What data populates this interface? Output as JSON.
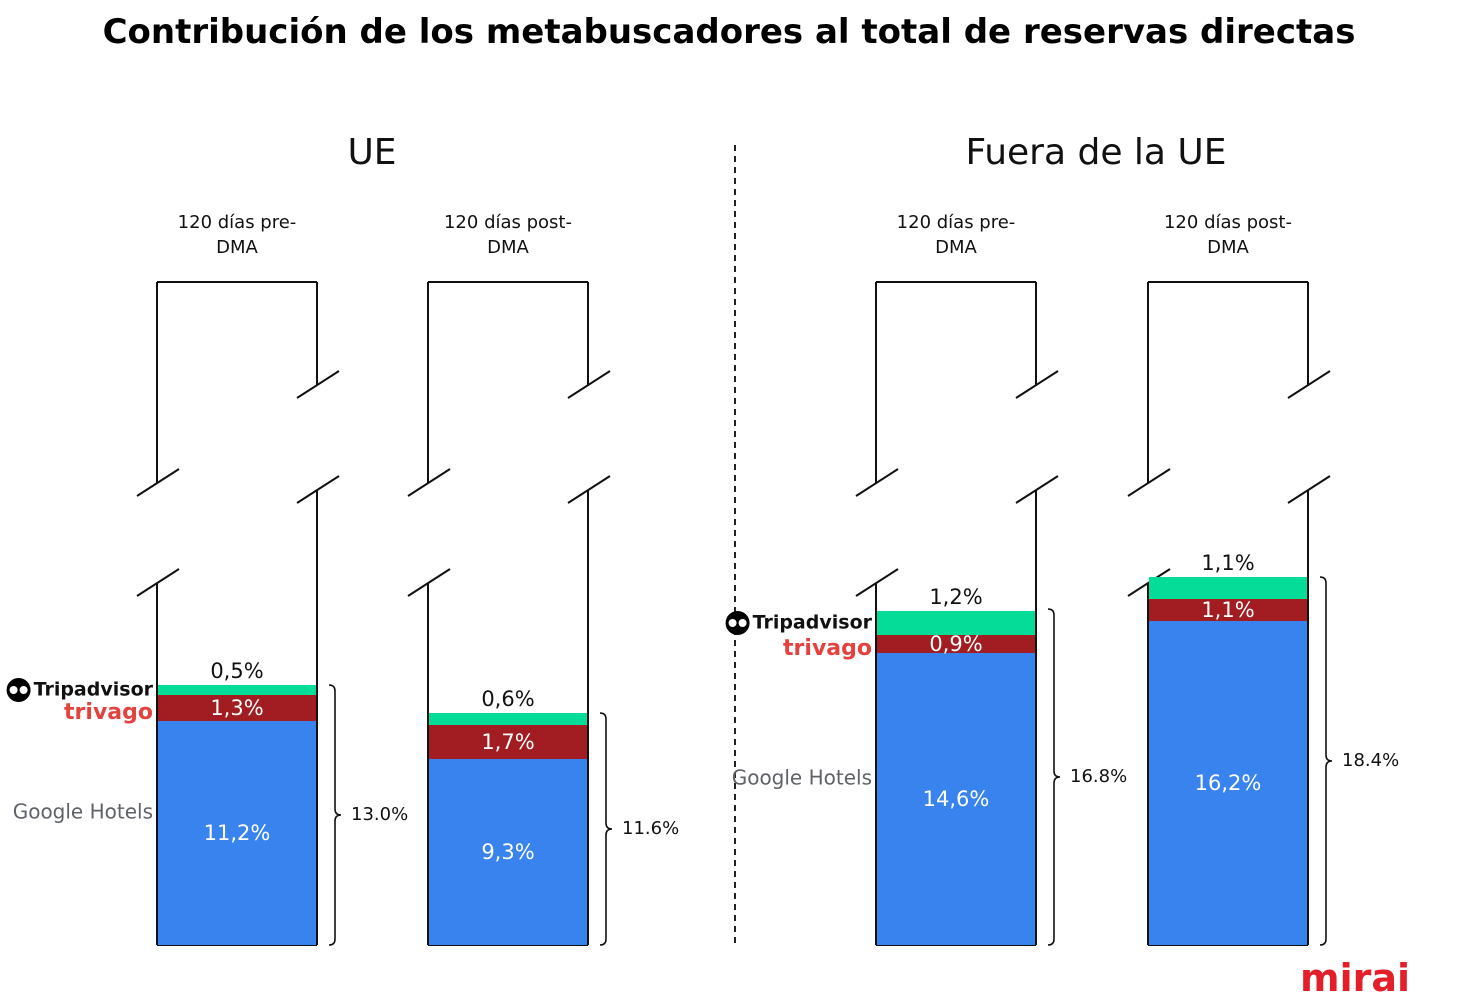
{
  "title": "Contribución de los metabuscadores al total de reservas directas",
  "brand": "mirai",
  "chart_data": [
    {
      "type": "bar",
      "stacked": true,
      "title": "UE",
      "categories": [
        "120 días pre-DMA",
        "120 días post-DMA"
      ],
      "series": [
        {
          "name": "Google Hotels",
          "color": "#3883ee",
          "values": [
            11.2,
            9.3
          ],
          "value_labels": [
            "11,2%",
            "9,3%"
          ]
        },
        {
          "name": "trivago",
          "color": "#a11d21",
          "values": [
            1.3,
            1.7
          ],
          "value_labels": [
            "1,3%",
            "1,7%"
          ]
        },
        {
          "name": "Tripadvisor",
          "color": "#05dc97",
          "values": [
            0.5,
            0.6
          ],
          "value_labels": [
            "0,5%",
            "0,6%"
          ]
        }
      ],
      "totals": [
        {
          "value": 13.0,
          "label": "13.0%"
        },
        {
          "value": 11.6,
          "label": "11.6%"
        }
      ]
    },
    {
      "type": "bar",
      "stacked": true,
      "title": "Fuera de la UE",
      "categories": [
        "120 días pre-DMA",
        "120 días post-DMA"
      ],
      "series": [
        {
          "name": "Google Hotels",
          "color": "#3883ee",
          "values": [
            14.6,
            16.2
          ],
          "value_labels": [
            "14,6%",
            "16,2%"
          ]
        },
        {
          "name": "trivago",
          "color": "#a11d21",
          "values": [
            0.9,
            1.1
          ],
          "value_labels": [
            "0,9%",
            "1,1%"
          ]
        },
        {
          "name": "Tripadvisor",
          "color": "#05dc97",
          "values": [
            1.2,
            1.1
          ],
          "value_labels": [
            "1,2%",
            "1,1%"
          ]
        }
      ],
      "totals": [
        {
          "value": 16.8,
          "label": "16.8%"
        },
        {
          "value": 18.4,
          "label": "18.4%"
        }
      ]
    }
  ]
}
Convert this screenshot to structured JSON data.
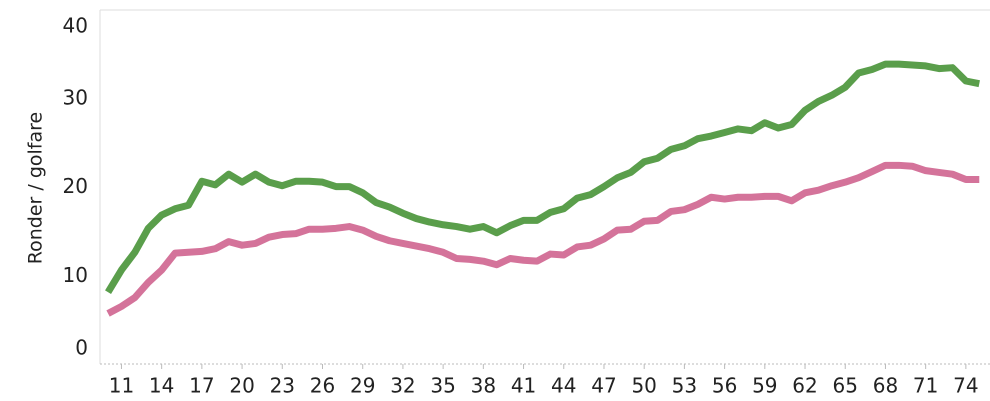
{
  "chart_data": {
    "type": "line",
    "y_label": "Ronder / golfare",
    "x": [
      10,
      11,
      12,
      13,
      14,
      15,
      16,
      17,
      18,
      19,
      20,
      21,
      22,
      23,
      24,
      25,
      26,
      27,
      28,
      29,
      30,
      31,
      32,
      33,
      34,
      35,
      36,
      37,
      38,
      39,
      40,
      41,
      42,
      43,
      44,
      45,
      46,
      47,
      48,
      49,
      50,
      51,
      52,
      53,
      54,
      55,
      56,
      57,
      58,
      59,
      60,
      61,
      62,
      63,
      64,
      65,
      66,
      67,
      68,
      69,
      70,
      71,
      72,
      73,
      74,
      75
    ],
    "series": [
      {
        "color": "#5a9e4b",
        "values": [
          8.2,
          10.7,
          12.7,
          15.4,
          16.9,
          17.6,
          18.0,
          20.7,
          20.3,
          21.5,
          20.6,
          21.5,
          20.6,
          20.2,
          20.7,
          20.7,
          20.6,
          20.1,
          20.1,
          19.4,
          18.3,
          17.8,
          17.1,
          16.5,
          16.1,
          15.8,
          15.6,
          15.3,
          15.6,
          14.9,
          15.7,
          16.3,
          16.3,
          17.2,
          17.6,
          18.8,
          19.2,
          20.1,
          21.1,
          21.7,
          22.9,
          23.3,
          24.3,
          24.7,
          25.5,
          25.8,
          26.2,
          26.6,
          26.4,
          27.3,
          26.7,
          27.1,
          28.7,
          29.7,
          30.4,
          31.3,
          32.9,
          33.3,
          33.9,
          33.9,
          33.8,
          33.7,
          33.4,
          33.5,
          32.0,
          31.7
        ]
      },
      {
        "color": "#d4739a",
        "values": [
          5.8,
          6.6,
          7.6,
          9.3,
          10.7,
          12.6,
          12.7,
          12.8,
          13.1,
          13.9,
          13.5,
          13.7,
          14.4,
          14.7,
          14.8,
          15.3,
          15.3,
          15.4,
          15.6,
          15.2,
          14.5,
          14.0,
          13.7,
          13.4,
          13.1,
          12.7,
          12.0,
          11.9,
          11.7,
          11.3,
          12.0,
          11.8,
          11.7,
          12.5,
          12.4,
          13.3,
          13.5,
          14.2,
          15.2,
          15.3,
          16.2,
          16.3,
          17.3,
          17.5,
          18.1,
          18.9,
          18.7,
          18.9,
          18.9,
          19.0,
          19.0,
          18.5,
          19.4,
          19.7,
          20.2,
          20.6,
          21.1,
          21.8,
          22.5,
          22.5,
          22.4,
          21.9,
          21.7,
          21.5,
          20.9,
          20.9
        ]
      }
    ],
    "xlim": [
      9.4,
      75.8
    ],
    "xticks": [
      11,
      14,
      17,
      20,
      23,
      26,
      29,
      32,
      35,
      38,
      41,
      44,
      47,
      50,
      53,
      56,
      59,
      62,
      65,
      68,
      71,
      74
    ],
    "ylim": [
      0,
      40
    ],
    "yticks": [
      0,
      10,
      20,
      30,
      40
    ]
  }
}
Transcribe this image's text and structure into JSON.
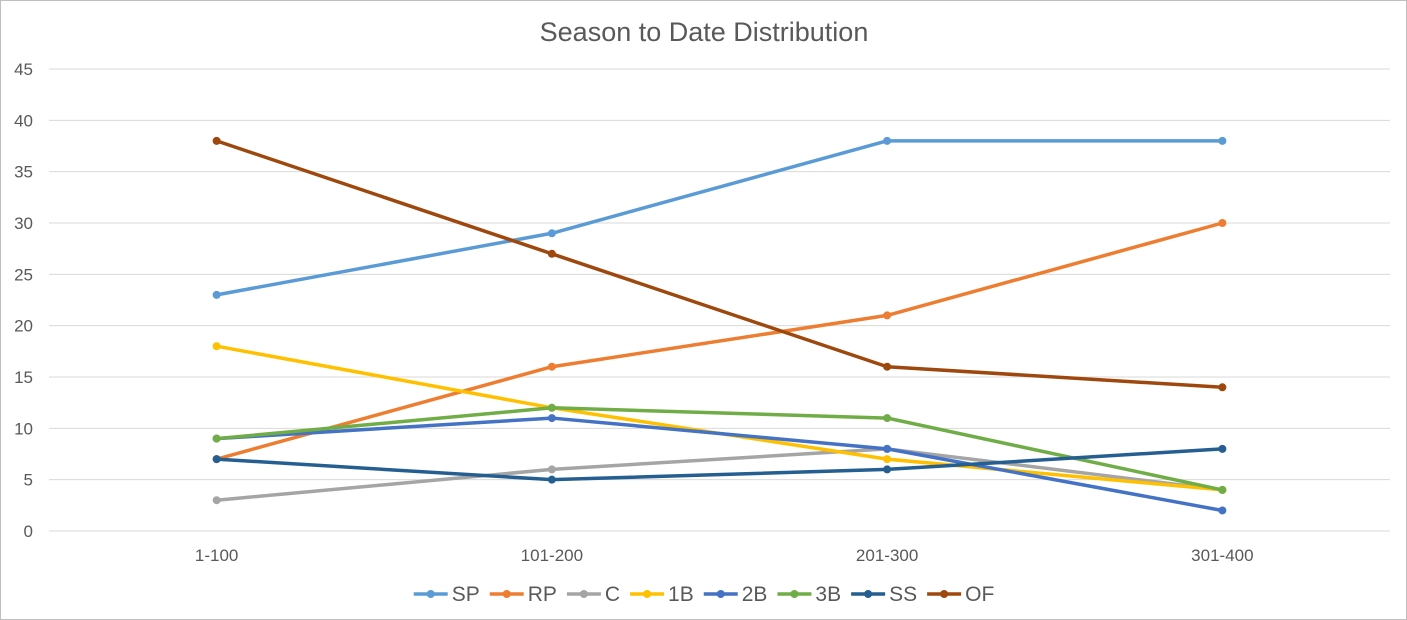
{
  "chart_data": {
    "type": "line",
    "title": "Season to Date Distribution",
    "categories": [
      "1-100",
      "101-200",
      "201-300",
      "301-400"
    ],
    "ylim": [
      0,
      45
    ],
    "yticks": [
      0,
      5,
      10,
      15,
      20,
      25,
      30,
      35,
      40,
      45
    ],
    "grid": true,
    "legend_position": "bottom",
    "series": [
      {
        "name": "SP",
        "color": "#5b9bd5",
        "values": [
          23,
          29,
          38,
          38
        ]
      },
      {
        "name": "RP",
        "color": "#ed7d31",
        "values": [
          7,
          16,
          21,
          30
        ]
      },
      {
        "name": "C",
        "color": "#a5a5a5",
        "values": [
          3,
          6,
          8,
          4
        ]
      },
      {
        "name": "1B",
        "color": "#ffc000",
        "values": [
          18,
          12,
          7,
          4
        ]
      },
      {
        "name": "2B",
        "color": "#4472c4",
        "values": [
          9,
          11,
          8,
          2
        ]
      },
      {
        "name": "3B",
        "color": "#70ad47",
        "values": [
          9,
          12,
          11,
          4
        ]
      },
      {
        "name": "SS",
        "color": "#255e91",
        "values": [
          7,
          5,
          6,
          8
        ]
      },
      {
        "name": "OF",
        "color": "#9e480e",
        "values": [
          38,
          27,
          16,
          14
        ]
      }
    ]
  }
}
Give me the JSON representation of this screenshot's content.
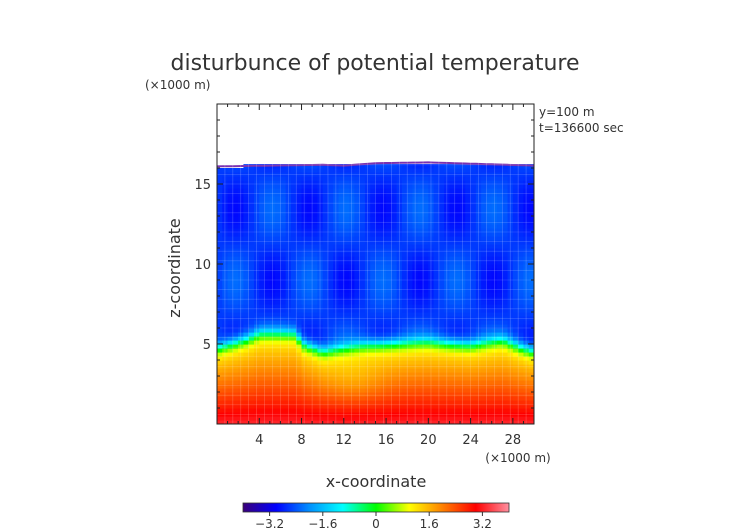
{
  "chart_data": {
    "type": "heatmap",
    "title": "disturbunce of potential temperature",
    "xlabel": "x-coordinate",
    "ylabel": "z-coordinate",
    "x_unit": "(×1000 m)",
    "z_unit": "(×1000 m)",
    "annotation_lines": [
      "y=100 m",
      "t=136600 sec"
    ],
    "xlim": [
      0,
      30
    ],
    "zlim": [
      0,
      20
    ],
    "x_ticks": [
      4,
      8,
      12,
      16,
      20,
      24,
      28
    ],
    "z_ticks": [
      5,
      10,
      15
    ],
    "colorbar": {
      "range": [
        -4,
        4
      ],
      "ticks": [
        -3.2,
        -1.6,
        0,
        1.6,
        3.2
      ],
      "tick_labels": [
        "−3.2",
        "−1.6",
        "0",
        "1.6",
        "3.2"
      ]
    },
    "domain_top_z": [
      [
        0,
        16.1
      ],
      [
        5,
        16.15
      ],
      [
        10,
        16.2
      ],
      [
        12,
        16.15
      ],
      [
        15,
        16.3
      ],
      [
        20,
        16.35
      ],
      [
        25,
        16.25
      ],
      [
        30,
        16.15
      ]
    ],
    "interface_z": [
      [
        0,
        4.8
      ],
      [
        3,
        5.4
      ],
      [
        4,
        5.7
      ],
      [
        7.5,
        5.7
      ],
      [
        8,
        5.1
      ],
      [
        10,
        4.6
      ],
      [
        14,
        5.0
      ],
      [
        20,
        5.2
      ],
      [
        24,
        5.0
      ],
      [
        27,
        5.3
      ],
      [
        29,
        4.8
      ],
      [
        30,
        4.6
      ]
    ],
    "upper_layer_value": -2.6,
    "lower_layer_surface_value": 3.3,
    "lower_layer_interface_value": 1.0
  },
  "colors": {
    "colormap": [
      "#3a007a",
      "#0000ff",
      "#0090ff",
      "#00ffff",
      "#00ff00",
      "#ffff00",
      "#ff8000",
      "#ff0000",
      "#ff90a0"
    ],
    "frame": "#222222",
    "text": "#333333",
    "grid": "#ffffff"
  }
}
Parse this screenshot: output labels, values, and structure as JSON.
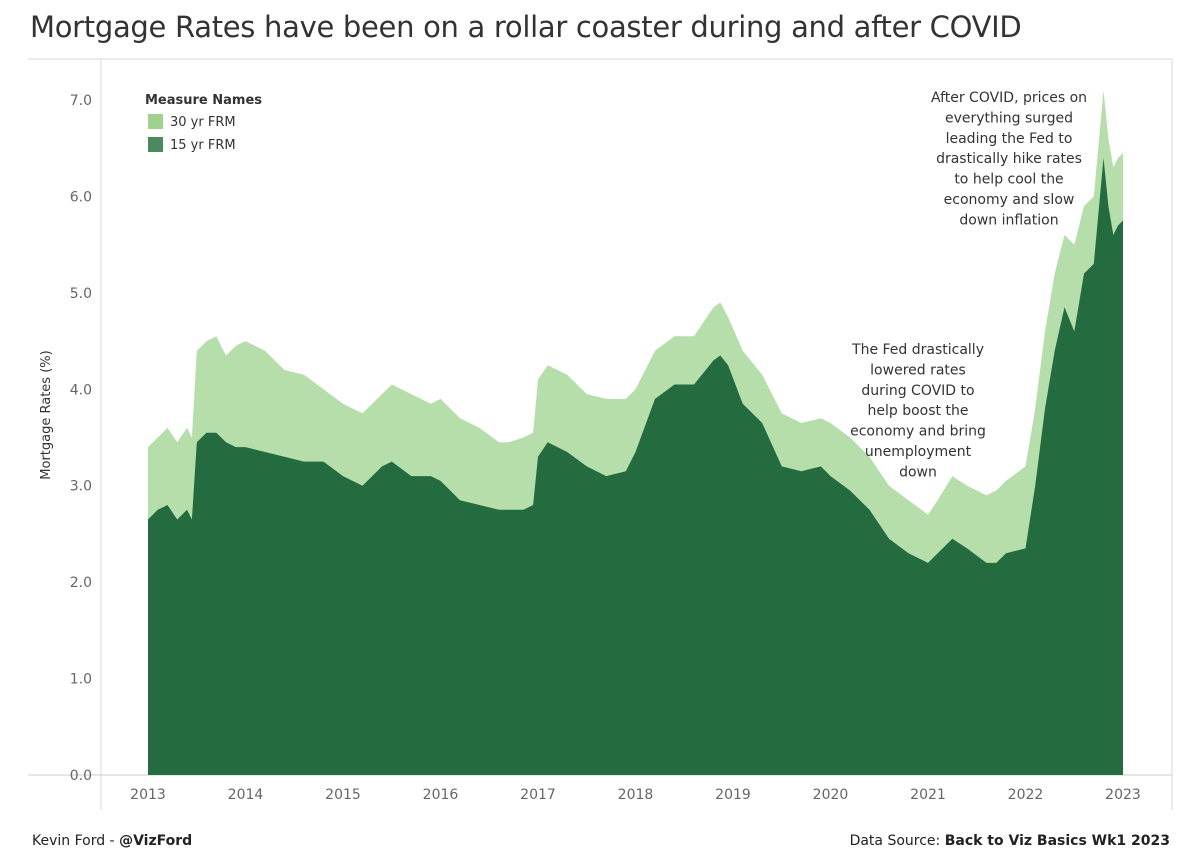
--*--
Exercise directions –
Within the listing above, find every line containing the string "screenshot" and return it.

Answer for this exercise –
Convert this screenshot to structured JSON data.
Give me the JSON representation of this screenshot's content.
Parse this screenshot: output labels, values, and structure as JSON.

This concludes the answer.